#### WHAT YOU WILL DO:
1. In the meeting minutes, copy word for word the part that opens with the words containing "Independent Commission Against" and closes with "was not practicable.".
2. According to the meeting minutes, who said she was inclined not to support the alternative approach?
3. Translate this sentence from the meeting minutes into Spanish: "He maintained that it was difficult to establish beyond reasonable doubt the causal link between the disclosure and the failure of an investigation."

8. Miss Christine LOH explained that the proposed test of likelihood to prejudice an investigation, as set out in her further note dated 12 June 1996, was a less preferred alternative to her proposed modifications to the Administration’s amendments. Mr Allcock responded that the proposed formulation remained unacceptable to the Administration although her proposed subsection (2)(2) was an attempt to address the difficulty to prove the linkage between tipping off a suspect and the likelihood to prejudice an investigation. He maintained that it was difficult to establish beyond reasonable doubt the causal link between the disclosure and the failure of an investigation. Mr Kershaw supplemented that it was difficult to prove that (a) the information was not previously known to the suspect in her proposed subsection (2)(2); and (b) there had been prejudice to an investigation unless the proof of the committed offence was established. Mr Albert HO insisted that the "likely to prejudice" test was an objective one which existed in other common law jurisdictions. It would be up to the court to draw common sense inferences as to whether disclosure would cause substantial prejudices. Mr Allcock reminded members that the "likely to cause prejudice" test did not stand alone and it was coupled with (a) the need to show that substantial prejudice had been caused and (b) the defence that the person who made the disclosure did not know or have reasonable cause to believe that the disclosure was likely to prejudice the investigation. In this regard, Mrs Selina CHOW said that she inclined not to support this alternative approach.

Independent Commission Against Corruption’s proposed amendment

9. Members noted the paper attached to the letter dated 14 June 1996 from the ICAC Commissioner which expressed concerns on the post-Ming Pao "reduced" section 30 of POBO (issued vide LegCo Paper No. CB(2) 1611/95-96). Mr C J Kershaw stressed that (a) a general investigation needed to remain covert and was equally vulnerable to being prejudiced by a disclosure as one in respect of an identified suspect; and (b) the "reduced" scope of section 30, as interpreted in the Privy Council judgement, was not practicable.

#### DATASET EXCERPT:

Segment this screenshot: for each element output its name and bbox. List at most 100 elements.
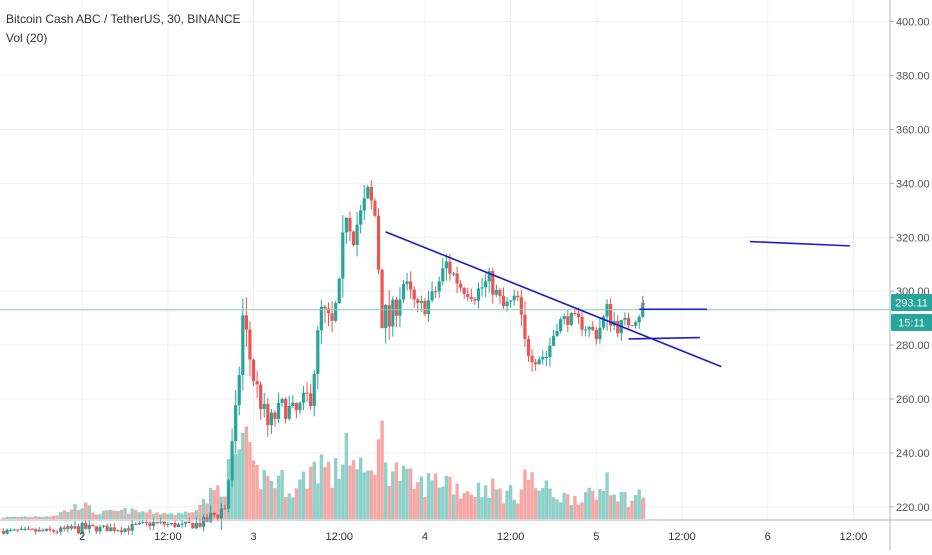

#### TASK ANSWERS:
1.
Independent Commission Against Corruption’s proposed amendment

9. Members noted the paper attached to the letter dated 14 June 1996 from the ICAC Commissioner which expressed concerns on the post-Ming Pao "reduced" section 30 of POBO (issued vide LegCo Paper No. CB(2) 1611/95-96). Mr C J Kershaw stressed that (a) a general investigation needed to remain covert and was equally vulnerable to being prejudiced by a disclosure as one in respect of an identified suspect; and (b) the "reduced" scope of section 30, as interpreted in the Privy Council judgement, was not practicable.

2. Mrs Selina CHOW.

3. Sostuvo que era difícil establecer más allá de toda duda razonable el nexo causal entre la divulgación y el fracaso de una investigación.